## WHAT THIS EXERCISE ASKS
1. Answer these questions using the Afghanistan essay:
(a) Where did Anglo-Russian rivalry center in the 19th century?
(b) Which four powers form the entente that is tying the US down?
(c) Which defense treaty was invoked for the first time after al Qaeda's 2001 attacks?
2. Please carry the Afghanistan essay forward from its last sentence, keeping its tone and argument.

## SELECTED EXTRACT
-- start --

Leaving Afghanistan – and turning the tables

Brian M Downing

Great powers have come and gone from Afghanistan. None have gotten what they expected. In the 19th century, Anglo-Russian rivalry centered in the Balkans and the Crimea, but Moscow’s expansion into Central Asia threatened British India, or at least seemed to. Officers from both empires parleyed with notables, skirmishes broke out along ill-defined frontiers. The Great Game was on.

In the twentieth century, Afghanistan came into the Soviet sphere. The United States and the Soviet Union clashed directly or indirectly in Korea, Africa, the Middle East, and Vietnam but Afghanistan was remote and irrelevant. In the late 1970s, after the shah fell, Afghanistan remained remote but became relevant. After the communist government in Kabul caused widespread discontent, the US and Pakistan encouraged rebellion, then supported a long fierce guerrilla war. Another game was on.

A third war came after the 9/11 attacks. The US, enjoying the support of Afghanistan’s Northern Alliance and almost all the world, drove the Taliban and al Qaeda out of most of the country. Washington embarked on an ambitious if quixotic program to modernize the economy and government of a landlocked, tradition-bound, war-ravaged country. After a few years, the Taliban became an insurgency and spread throughout at least one-third of the country. District after district fell.

Over the last few years a fourth war has emerged, almost unnoticed. The international support the US once had is all but gone. Global rivalries with China and Russia range across the world and have come to remote but relevant Afghanistan. Iran and Pakistan have aligned with more powerful allies to form a four-power entente that is tying the US down in an unwinnable war.

American strategic thinkers and policy makers do not understand this fourth conflict. They hold to the belief that all concerned parties want peace and stability and will cooperate on a settlement. Until the US recognizes the nature of the war, it will continue to lose lives and money in a financial and strategic sinkhole.

The US can masterfully turn the tables on China, Russia, Iran, and Pakistan. It can withdraw from Afghanistan and leave the burdens of corruption, internal divisions, wars, and rising Islamist militancy in their hands. It would be an adroit geopolitical move on the part of the United States that would saddle four opposition powers with financial and strategic burdens, perhaps indefinitely. American security will not suffer. It will benefit.

The post-9/11 game (2001-2015)

Few human events have brought as much international condemnation as al Qaeda’s 2001 attacks. Global rivals in Beijing and Moscow condemned them, as did enemies such as Saddam Hussein and Muammar Qaddafi. The NATO defense treaty was invoked for the first time. Russia and Pakistan gave critical logistical support. Even the UN supported the US.

-- end --

(Region boundary data)
-- start --

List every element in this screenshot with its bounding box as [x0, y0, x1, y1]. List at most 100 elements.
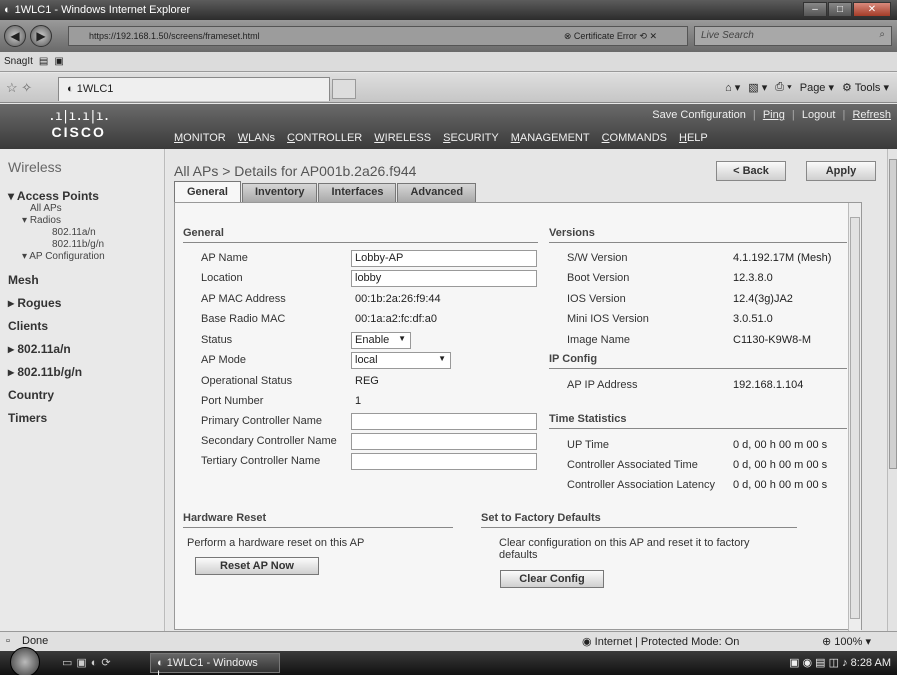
cisco-header: .ı|ı.ı|ı. CISCO Save Configuration | Pin… — [0, 104, 897, 149]
url-field[interactable]: https://192.168.1.50/screens/frameset.ht… — [68, 26, 688, 46]
menu-wireless[interactable]: WIRELESS — [374, 132, 431, 144]
nav-mesh[interactable]: Mesh — [8, 273, 164, 287]
ap-name-field[interactable]: Lobby-AP — [351, 250, 537, 267]
quick-launch[interactable]: ▭▣◐⟳ — [62, 656, 115, 669]
op-status-value: REG — [355, 375, 379, 387]
menu-wlans[interactable]: WLANs — [238, 132, 275, 144]
tab-interfaces[interactable]: Interfaces — [318, 183, 397, 202]
hardware-reset-desc: Perform a hardware reset on this AP — [187, 537, 365, 549]
secondary-controller-label: Secondary Controller Name — [201, 435, 337, 447]
main-menu: MONITOR WLANs CONTROLLER WIRELESS SECURI… — [174, 132, 720, 144]
maximize-button[interactable]: □ — [828, 2, 852, 17]
location-field[interactable]: lobby — [351, 270, 537, 287]
primary-controller-field[interactable] — [351, 413, 537, 430]
tertiary-controller-field[interactable] — [351, 453, 537, 470]
logout-link[interactable]: Logout — [802, 109, 836, 121]
tab-inventory[interactable]: Inventory — [241, 183, 318, 202]
back-button[interactable]: < Back — [716, 161, 786, 181]
tab-ie-icon: ◐ — [67, 83, 74, 95]
cisco-logo-bars: .ı|ı.ı|ı. — [48, 109, 110, 124]
tab-advanced[interactable]: Advanced — [397, 183, 477, 202]
menu-monitor[interactable]: MONITOR — [174, 132, 226, 144]
minimize-button[interactable]: – — [803, 2, 827, 17]
nav-80211bg[interactable]: ▸ 802.11b/g/n — [8, 365, 164, 379]
tools-menu[interactable]: ⚙ Tools ▾ — [842, 81, 889, 94]
port-label: Port Number — [201, 395, 264, 407]
menu-controller[interactable]: CONTROLLER — [287, 132, 362, 144]
ap-mode-select[interactable]: local ▼ — [351, 352, 451, 369]
start-button[interactable] — [10, 647, 40, 675]
factory-defaults-heading: Set to Factory Defaults — [481, 512, 797, 528]
page-scrollbar-thumb[interactable] — [889, 159, 897, 469]
menu-security[interactable]: SECURITY — [443, 132, 499, 144]
favorites-star-icon[interactable]: ☆ ✧ — [6, 80, 32, 96]
save-configuration-link[interactable]: Save Configuration — [652, 109, 746, 121]
taskbar-ie-window[interactable]: ◐ 1WLC1 - Windows I... — [150, 653, 280, 675]
print-icon[interactable]: ⎙ ▾ — [775, 81, 791, 94]
nav-access-points-label: Access Points — [16, 189, 99, 203]
search-icon[interactable]: ⌕ — [879, 29, 885, 40]
ios-version-label: IOS Version — [567, 293, 626, 305]
nav-timers[interactable]: Timers — [8, 411, 164, 425]
hardware-reset-heading: Hardware Reset — [183, 512, 453, 528]
mini-ios-value: 3.0.51.0 — [733, 313, 773, 325]
panel-scrollbar[interactable] — [848, 203, 861, 631]
nav-all-aps[interactable]: All APs — [8, 203, 164, 215]
panel-scrollbar-thumb[interactable] — [850, 217, 860, 619]
nav-ap-configuration-label: AP Configuration — [29, 251, 105, 262]
snagit-toolbar: SnagIt ▤ ▣ — [0, 52, 897, 72]
page-done-icon: ▫ — [6, 635, 10, 647]
browser-tab[interactable]: ◐ 1WLC1 — [58, 77, 330, 101]
windows-taskbar: ▭▣◐⟳ ◐ 1WLC1 - Windows I... ▣ ◉ ▤ ◫ ♪ 8:… — [0, 647, 897, 675]
left-nav: Wireless ▾ Access Points All APs ▾ Radio… — [0, 149, 165, 631]
snagit-button[interactable]: SnagIt — [4, 56, 33, 67]
snagit-edit-icon[interactable]: ▣ — [54, 56, 63, 67]
nav-radio-80211a[interactable]: 802.11a/n — [8, 227, 164, 239]
back-nav-button[interactable]: ◀ — [4, 25, 26, 47]
clock[interactable]: 8:28 AM — [851, 657, 891, 669]
window-titlebar: ◐ 1WLC1 - Windows Internet Explorer – □ … — [0, 0, 897, 20]
primary-controller-label: Primary Controller Name — [201, 415, 323, 427]
secondary-controller-field[interactable] — [351, 433, 537, 450]
clear-config-button[interactable]: Clear Config — [500, 570, 604, 588]
reset-ap-button[interactable]: Reset AP Now — [195, 557, 319, 575]
apply-button[interactable]: Apply — [806, 161, 876, 181]
ap-ip-label: AP IP Address — [567, 379, 638, 391]
browser-tabbar: ☆ ✧ ◐ 1WLC1 ⌂ ▾ ▧ ▾ ⎙ ▾ Page ▾ ⚙ Tools ▾ — [0, 73, 897, 103]
refresh-link[interactable]: Refresh — [852, 109, 891, 121]
nav-access-points[interactable]: ▾ Access Points — [8, 189, 164, 203]
certificate-error[interactable]: ⊗ Certificate Error ⟲ ✕ — [564, 31, 657, 42]
menu-management[interactable]: MANAGEMENT — [511, 132, 590, 144]
nav-rogues[interactable]: ▸ Rogues — [8, 296, 164, 310]
home-icon[interactable]: ⌂ ▾ — [725, 81, 740, 94]
image-name-value: C1130-K9W8-M — [733, 334, 812, 346]
cisco-logo-text: CISCO — [51, 124, 106, 140]
feeds-icon[interactable]: ▧ ▾ — [748, 81, 767, 94]
radio-mac-label: Base Radio MAC — [201, 313, 286, 325]
menu-commands[interactable]: COMMANDS — [602, 132, 667, 144]
forward-nav-button[interactable]: ▶ — [30, 25, 52, 47]
snagit-capture-icon[interactable]: ▤ — [39, 56, 48, 67]
nav-clients[interactable]: Clients — [8, 319, 164, 333]
tab-general[interactable]: General — [174, 181, 241, 202]
nav-radio-80211bg[interactable]: 802.11b/g/n — [8, 239, 164, 251]
new-tab-button[interactable] — [332, 79, 356, 99]
radio-mac-value: 00:1a:a2:fc:df:a0 — [355, 313, 437, 325]
zoom-level[interactable]: ⊕ 100% ▾ — [822, 635, 871, 648]
status-select[interactable]: Enable ▼ — [351, 332, 411, 349]
status-done: Done — [22, 635, 49, 647]
nav-ap-configuration[interactable]: ▾ AP Configuration — [8, 251, 164, 263]
nav-radios[interactable]: ▾ Radios — [8, 215, 164, 227]
nav-80211a[interactable]: ▸ 802.11a/n — [8, 342, 164, 356]
address-bar: ◀ ▶ https://192.168.1.50/screens/framese… — [0, 20, 897, 52]
search-input[interactable]: Live Search ⌕ — [694, 26, 892, 46]
menu-help[interactable]: HELP — [679, 132, 708, 144]
certificate-error-label: Certificate Error — [573, 30, 637, 41]
page-menu[interactable]: Page ▾ — [800, 81, 834, 94]
page-scrollbar[interactable] — [887, 149, 897, 631]
time-stats-heading: Time Statistics — [549, 413, 847, 429]
nav-country[interactable]: Country — [8, 388, 164, 402]
ping-link[interactable]: Ping — [763, 109, 785, 121]
close-button[interactable]: ✕ — [853, 2, 891, 17]
taskbar-item-label: 1WLC1 - Windows I... — [157, 657, 258, 675]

-- end --

## ANSWERS BY TASK
1.
(a) The Balkans and the Crimea.
(b) China, Russia, Iran, and Pakistan.
(c) The NATO defense treaty.

2.
American special forces made contact with Northern Alliance militias and began an offensive that drove out the Taliban and al Qaeda in an astonishingly brief period. Within two months, Mazar-e-Sharif, Kabul, and Kandahar fell to US and Northern Alliance forces. The American military had come through again. The American way would surely follow.

Over the next few years the International Security Assistance Force (ISAF) and numerous other powers began stabilization and development programs. The US State Department, Agency for International Development, Central Intelligence Agency, Health and Human Services, Treasury Department, Federal Bureau of Investigation, Department of Agriculture, and other bureaus all took part in the effort. Other countries joined in. Russia, Iran, and India trained security forces or helped with development programs. China won contracts to develop iron, copper, oil, and rare earth deposits, and built railroads to bring commodities to factories back home.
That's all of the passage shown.